→ Work to do
Find all lines in the records that include the word "trình", and copy them out.

Data entries:
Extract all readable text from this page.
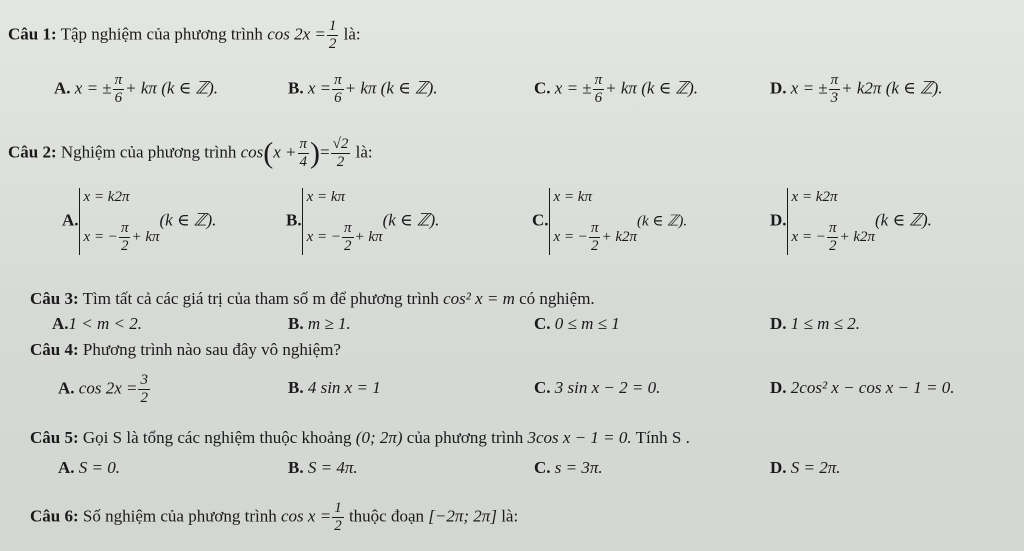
Câu 1: Tập nghiệm của phương trình $\cos 2x = \frac{1}{2}$ là:
A. x = ± $\frac{\pi}{6} + k\pi$ (k ∈ ℤ).	B. $x = \frac{\pi}{6} + k\pi$ (k ∈ ℤ).	C. x = ± $\frac{\pi}{6} + k\pi$ (k ∈ ℤ).	D. x = ± $\frac{\pi}{3} + k2\pi$ (k ∈ ℤ).
Câu 2: Nghiệm của phương trình $\cos(x + \frac{\pi}{4}$ )= $\frac{√2}{2}$ là:
A.
x = k2π
x = − $\frac{\pi}{2} + k\pi$
(k ∈ ℤ).	B.
x = kπ
x = − $\frac{\pi}{2} + k\pi$
(k ∈ ℤ).	C.
x = kπ
x = − $\frac{\pi}{2} + k2\pi$
(k ∈ ℤ).	D.
x = k2π
x = − $\frac{\pi}{2} + k2\pi$
(k ∈ ℤ).
Câu 3: Tìm tất cả các giá trị của tham số m để phương trình cos² x = m có nghiệm.
A.1 < m < 2.	B. m ≥ 1.	C. 0 ≤ m ≤ 1	D. 1 ≤ m ≤ 2.
Câu 4: Phương trình nào sau đây vô nghiệm?
A. $\cos 2x = \frac{3}{2}$	B. 4 sin x = 1	C. 3 sin x − 2 = 0.	D. 2cos² x − cos x − 1 = 0.
Câu 5: Gọi S là tổng các nghiệm thuộc khoảng (0; 2π) của phương trình 3cos x − 1 = 0. Tính S .
A. S = 0.	B. S = 4π.	C. s = 3π.	D. S = 2π.
Câu 6: Số nghiệm của phương trình $\cos x = \frac{1}{2}$ thuộc đoạn [−2π; 2π] là:
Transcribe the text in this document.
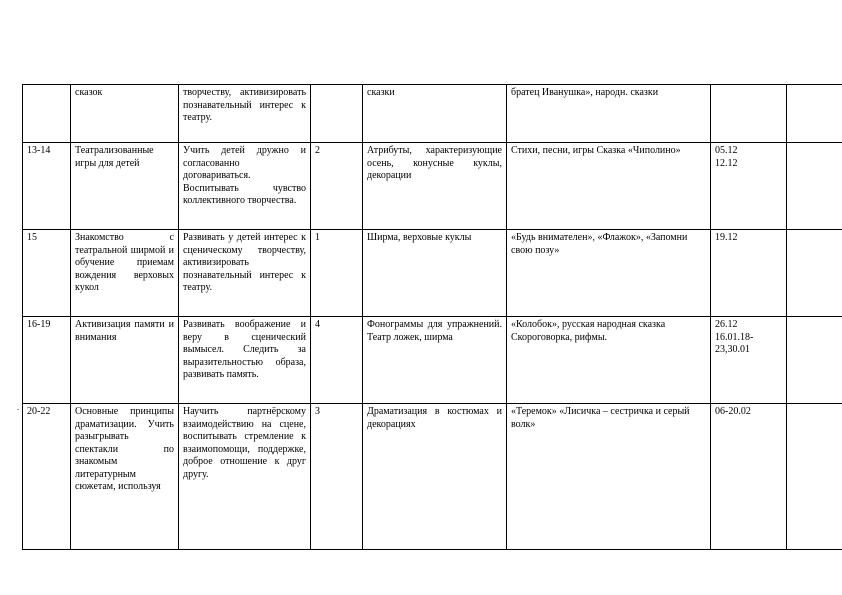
.
	сказок	творчеству, активизировать познавательный интерес к театру.		сказки	братец Иванушка», народн. сказки	

13-14	Театрализованные игры для детей	Учить детей дружно и согласованно договариваться. Воспитывать чувство коллективного творчества.	2	Атрибуты, характеризующие осень, конусные куклы, декорации	Стихи, песни, игры Сказка «Чиполино»	05.12
12.12	

15	Знакомство с театральной ширмой и обучение приемам вождения верховых кукол	Развивать у детей интерес к сценическому творчеству, активизировать познавательный интерес к театру.	1	Ширма, верховые куклы	«Будь внимателен», «Флажок», «Запомни свою позу»	19.12	

16-19	Активизация памяти и внимания	Развивать воображение и веру в сценический вымысел. Следить за выразительностью образа, развивать память.	4	Фонограммы для упражнений. Театр ложек, ширма	«Колобок», русская народная сказка Скороговорка, рифмы.	26.12
16.01.18-
23,30.01	

20-22	Основные принципы драматизации. Учить разыгрывать спектакли по знакомым литературным сюжетам, используя	Научить партнёрскому взаимодействию на сцене, воспитывать стремление к взаимопомощи, поддержке, доброе отношение к друг другу.	3	Драматизация в костюмах и декорациях	«Теремок» «Лисичка – сестричка и серый волк»	06-20.02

→ Written solution
Câu 1: Tập nghiệm của phương trình $\cos 2x = \frac{1}{2}$ là:
Câu 2: Nghiệm của phương trình $\cos(x + \frac{\pi}{4}$ )= $\frac{√2}{2}$ là:
Câu 3: Tìm tất cả các giá trị của tham số m để phương trình cos² x = m có nghiệm.
Câu 4: Phương trình nào sau đây vô nghiệm?
Câu 5: Gọi S là tổng các nghiệm thuộc khoảng (0; 2π) của phương trình 3cos x − 1 = 0. Tính S .
Câu 6: Số nghiệm của phương trình $\cos x = \frac{1}{2}$ thuộc đoạn [−2π; 2π] là:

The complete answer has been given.